§ **DATASET ROWS**
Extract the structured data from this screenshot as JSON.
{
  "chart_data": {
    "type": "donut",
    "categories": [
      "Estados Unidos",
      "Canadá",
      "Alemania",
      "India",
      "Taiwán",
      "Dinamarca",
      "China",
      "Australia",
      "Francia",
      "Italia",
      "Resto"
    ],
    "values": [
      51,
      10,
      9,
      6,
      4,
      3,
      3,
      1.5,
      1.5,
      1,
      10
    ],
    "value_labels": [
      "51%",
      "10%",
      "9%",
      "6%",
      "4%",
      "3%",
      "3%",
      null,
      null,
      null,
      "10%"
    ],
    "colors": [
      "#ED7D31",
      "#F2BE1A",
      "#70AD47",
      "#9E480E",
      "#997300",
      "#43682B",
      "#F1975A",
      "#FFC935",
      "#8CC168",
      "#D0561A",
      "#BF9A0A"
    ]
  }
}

§ **DESCRIPTION OF THE TASK**
Print the records once more, exactly as they were given.

§ **OUTPUT FOR THIS EXERCISE**
Extract the structured data from this screenshot as JSON.
{
  "chart_data": {
    "type": "donut",
    "categories": [
      "Estados Unidos",
      "Canadá",
      "Alemania",
      "India",
      "Taiwán",
      "Dinamarca",
      "China",
      "Australia",
      "Francia",
      "Italia",
      "Resto"
    ],
    "values": [
      51,
      10,
      9,
      6,
      4,
      3,
      3,
      1.5,
      1.5,
      1,
      10
    ],
    "value_labels": [
      "51%",
      "10%",
      "9%",
      "6%",
      "4%",
      "3%",
      "3%",
      null,
      null,
      null,
      "10%"
    ],
    "colors": [
      "#ED7D31",
      "#F2BE1A",
      "#70AD47",
      "#9E480E",
      "#997300",
      "#43682B",
      "#F1975A",
      "#FFC935",
      "#8CC168",
      "#D0561A",
      "#BF9A0A"
    ]
  }
}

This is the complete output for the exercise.